Data entries
════════════════════

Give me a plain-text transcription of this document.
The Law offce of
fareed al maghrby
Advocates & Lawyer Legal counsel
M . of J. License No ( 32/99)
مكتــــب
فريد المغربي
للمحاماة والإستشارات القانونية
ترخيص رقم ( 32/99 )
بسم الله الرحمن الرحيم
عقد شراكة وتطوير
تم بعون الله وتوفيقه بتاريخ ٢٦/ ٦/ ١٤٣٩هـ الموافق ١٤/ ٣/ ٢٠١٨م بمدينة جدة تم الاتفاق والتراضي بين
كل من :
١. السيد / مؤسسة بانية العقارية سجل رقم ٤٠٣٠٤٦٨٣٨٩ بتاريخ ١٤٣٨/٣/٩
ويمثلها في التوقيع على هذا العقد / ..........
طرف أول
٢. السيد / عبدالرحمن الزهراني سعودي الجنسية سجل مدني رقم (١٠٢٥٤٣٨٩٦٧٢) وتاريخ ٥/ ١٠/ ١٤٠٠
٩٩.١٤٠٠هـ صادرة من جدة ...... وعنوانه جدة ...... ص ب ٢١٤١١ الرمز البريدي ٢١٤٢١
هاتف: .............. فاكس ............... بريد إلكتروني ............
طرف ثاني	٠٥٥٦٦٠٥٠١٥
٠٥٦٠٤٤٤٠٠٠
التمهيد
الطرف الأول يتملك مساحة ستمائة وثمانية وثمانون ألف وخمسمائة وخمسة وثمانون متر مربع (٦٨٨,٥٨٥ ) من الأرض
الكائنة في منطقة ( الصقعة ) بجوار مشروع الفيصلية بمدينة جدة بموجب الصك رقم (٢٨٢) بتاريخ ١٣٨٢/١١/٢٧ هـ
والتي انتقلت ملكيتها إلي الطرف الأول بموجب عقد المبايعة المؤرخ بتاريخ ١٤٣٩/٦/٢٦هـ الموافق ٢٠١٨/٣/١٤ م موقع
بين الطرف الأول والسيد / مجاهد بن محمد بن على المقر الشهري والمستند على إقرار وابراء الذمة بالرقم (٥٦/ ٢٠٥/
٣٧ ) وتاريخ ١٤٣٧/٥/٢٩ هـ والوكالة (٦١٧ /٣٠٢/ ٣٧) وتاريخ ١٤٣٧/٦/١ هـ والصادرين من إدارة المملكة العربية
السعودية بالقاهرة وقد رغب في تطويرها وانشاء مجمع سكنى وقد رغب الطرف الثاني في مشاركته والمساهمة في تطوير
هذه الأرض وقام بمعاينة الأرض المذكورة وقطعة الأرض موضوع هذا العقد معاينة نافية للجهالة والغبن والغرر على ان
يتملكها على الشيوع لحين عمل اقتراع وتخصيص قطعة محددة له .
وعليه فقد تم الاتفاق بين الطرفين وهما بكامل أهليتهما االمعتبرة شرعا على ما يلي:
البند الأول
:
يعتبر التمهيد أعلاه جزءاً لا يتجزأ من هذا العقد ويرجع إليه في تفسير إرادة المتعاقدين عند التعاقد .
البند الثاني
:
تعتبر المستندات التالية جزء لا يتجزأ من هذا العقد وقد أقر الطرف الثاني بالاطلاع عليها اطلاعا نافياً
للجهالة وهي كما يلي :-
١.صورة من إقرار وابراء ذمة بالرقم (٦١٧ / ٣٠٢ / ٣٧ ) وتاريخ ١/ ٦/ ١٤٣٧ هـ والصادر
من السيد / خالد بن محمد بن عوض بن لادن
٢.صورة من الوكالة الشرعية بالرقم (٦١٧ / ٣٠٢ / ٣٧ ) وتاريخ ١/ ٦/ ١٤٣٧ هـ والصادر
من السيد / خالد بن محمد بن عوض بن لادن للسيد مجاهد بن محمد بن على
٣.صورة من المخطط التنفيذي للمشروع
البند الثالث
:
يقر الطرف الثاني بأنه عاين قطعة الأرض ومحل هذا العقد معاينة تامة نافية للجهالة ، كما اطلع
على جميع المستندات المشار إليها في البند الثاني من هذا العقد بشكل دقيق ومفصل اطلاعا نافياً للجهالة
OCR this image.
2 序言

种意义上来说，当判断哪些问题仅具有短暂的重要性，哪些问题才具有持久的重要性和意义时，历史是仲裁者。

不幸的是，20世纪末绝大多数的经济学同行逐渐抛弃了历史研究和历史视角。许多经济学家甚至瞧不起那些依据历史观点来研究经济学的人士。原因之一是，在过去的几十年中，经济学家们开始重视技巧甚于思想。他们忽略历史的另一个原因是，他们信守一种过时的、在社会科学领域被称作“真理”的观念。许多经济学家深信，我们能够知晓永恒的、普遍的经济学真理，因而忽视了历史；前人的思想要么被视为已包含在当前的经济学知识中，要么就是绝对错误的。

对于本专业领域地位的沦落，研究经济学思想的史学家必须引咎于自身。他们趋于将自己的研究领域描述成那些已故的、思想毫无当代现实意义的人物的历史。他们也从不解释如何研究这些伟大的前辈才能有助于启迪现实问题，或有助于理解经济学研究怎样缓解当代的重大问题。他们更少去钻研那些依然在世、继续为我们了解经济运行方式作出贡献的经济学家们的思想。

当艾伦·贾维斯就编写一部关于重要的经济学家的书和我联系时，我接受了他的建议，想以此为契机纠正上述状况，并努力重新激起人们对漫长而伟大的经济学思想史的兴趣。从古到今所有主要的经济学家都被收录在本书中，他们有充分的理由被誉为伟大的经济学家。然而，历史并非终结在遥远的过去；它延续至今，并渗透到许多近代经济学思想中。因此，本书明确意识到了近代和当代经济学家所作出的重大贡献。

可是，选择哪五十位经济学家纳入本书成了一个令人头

════════════════════

## WRITTEN PROBLEM
Every record above should be output exactly.

## EXPECTED ANSWER
Give me a plain-text transcription of this document.
The Law offce of
fareed al maghrby
Advocates & Lawyer Legal counsel
M . of J. License No ( 32/99)
مكتــــب
فريد المغربي
للمحاماة والإستشارات القانونية
ترخيص رقم ( 32/99 )
بسم الله الرحمن الرحيم
عقد شراكة وتطوير
تم بعون الله وتوفيقه بتاريخ ٢٦/ ٦/ ١٤٣٩هـ الموافق ١٤/ ٣/ ٢٠١٨م بمدينة جدة تم الاتفاق والتراضي بين
كل من :
١. السيد / مؤسسة بانية العقارية سجل رقم ٤٠٣٠٤٦٨٣٨٩ بتاريخ ١٤٣٨/٣/٩
ويمثلها في التوقيع على هذا العقد / ..........
طرف أول
٢. السيد / عبدالرحمن الزهراني سعودي الجنسية سجل مدني رقم (١٠٢٥٤٣٨٩٦٧٢) وتاريخ ٥/ ١٠/ ١٤٠٠
٩٩.١٤٠٠هـ صادرة من جدة ...... وعنوانه جدة ...... ص ب ٢١٤١١ الرمز البريدي ٢١٤٢١
هاتف: .............. فاكس ............... بريد إلكتروني ............
طرف ثاني	٠٥٥٦٦٠٥٠١٥
٠٥٦٠٤٤٤٠٠٠
التمهيد
الطرف الأول يتملك مساحة ستمائة وثمانية وثمانون ألف وخمسمائة وخمسة وثمانون متر مربع (٦٨٨,٥٨٥ ) من الأرض
الكائنة في منطقة ( الصقعة ) بجوار مشروع الفيصلية بمدينة جدة بموجب الصك رقم (٢٨٢) بتاريخ ١٣٨٢/١١/٢٧ هـ
والتي انتقلت ملكيتها إلي الطرف الأول بموجب عقد المبايعة المؤرخ بتاريخ ١٤٣٩/٦/٢٦هـ الموافق ٢٠١٨/٣/١٤ م موقع
بين الطرف الأول والسيد / مجاهد بن محمد بن على المقر الشهري والمستند على إقرار وابراء الذمة بالرقم (٥٦/ ٢٠٥/
٣٧ ) وتاريخ ١٤٣٧/٥/٢٩ هـ والوكالة (٦١٧ /٣٠٢/ ٣٧) وتاريخ ١٤٣٧/٦/١ هـ والصادرين من إدارة المملكة العربية
السعودية بالقاهرة وقد رغب في تطويرها وانشاء مجمع سكنى وقد رغب الطرف الثاني في مشاركته والمساهمة في تطوير
هذه الأرض وقام بمعاينة الأرض المذكورة وقطعة الأرض موضوع هذا العقد معاينة نافية للجهالة والغبن والغرر على ان
يتملكها على الشيوع لحين عمل اقتراع وتخصيص قطعة محددة له .
وعليه فقد تم الاتفاق بين الطرفين وهما بكامل أهليتهما االمعتبرة شرعا على ما يلي:
البند الأول
:
يعتبر التمهيد أعلاه جزءاً لا يتجزأ من هذا العقد ويرجع إليه في تفسير إرادة المتعاقدين عند التعاقد .
البند الثاني
:
تعتبر المستندات التالية جزء لا يتجزأ من هذا العقد وقد أقر الطرف الثاني بالاطلاع عليها اطلاعا نافياً
للجهالة وهي كما يلي :-
١.صورة من إقرار وابراء ذمة بالرقم (٦١٧ / ٣٠٢ / ٣٧ ) وتاريخ ١/ ٦/ ١٤٣٧ هـ والصادر
من السيد / خالد بن محمد بن عوض بن لادن
٢.صورة من الوكالة الشرعية بالرقم (٦١٧ / ٣٠٢ / ٣٧ ) وتاريخ ١/ ٦/ ١٤٣٧ هـ والصادر
من السيد / خالد بن محمد بن عوض بن لادن للسيد مجاهد بن محمد بن على
٣.صورة من المخطط التنفيذي للمشروع
البند الثالث
:
يقر الطرف الثاني بأنه عاين قطعة الأرض ومحل هذا العقد معاينة تامة نافية للجهالة ، كما اطلع
على جميع المستندات المشار إليها في البند الثاني من هذا العقد بشكل دقيق ومفصل اطلاعا نافياً للجهالة
OCR this image.
2 序言

种意义上来说，当判断哪些问题仅具有短暂的重要性，哪些问题才具有持久的重要性和意义时，历史是仲裁者。

不幸的是，20世纪末绝大多数的经济学同行逐渐抛弃了历史研究和历史视角。许多经济学家甚至瞧不起那些依据历史观点来研究经济学的人士。原因之一是，在过去的几十年中，经济学家们开始重视技巧甚于思想。他们忽略历史的另一个原因是，他们信守一种过时的、在社会科学领域被称作“真理”的观念。许多经济学家深信，我们能够知晓永恒的、普遍的经济学真理，因而忽视了历史；前人的思想要么被视为已包含在当前的经济学知识中，要么就是绝对错误的。

对于本专业领域地位的沦落，研究经济学思想的史学家必须引咎于自身。他们趋于将自己的研究领域描述成那些已故的、思想毫无当代现实意义的人物的历史。他们也从不解释如何研究这些伟大的前辈才能有助于启迪现实问题，或有助于理解经济学研究怎样缓解当代的重大问题。他们更少去钻研那些依然在世、继续为我们了解经济运行方式作出贡献的经济学家们的思想。

当艾伦·贾维斯就编写一部关于重要的经济学家的书和我联系时，我接受了他的建议，想以此为契机纠正上述状况，并努力重新激起人们对漫长而伟大的经济学思想史的兴趣。从古到今所有主要的经济学家都被收录在本书中，他们有充分的理由被誉为伟大的经济学家。然而，历史并非终结在遥远的过去；它延续至今，并渗透到许多近代经济学思想中。因此，本书明确意识到了近代和当代经济学家所作出的重大贡献。

可是，选择哪五十位经济学家纳入本书成了一个令人头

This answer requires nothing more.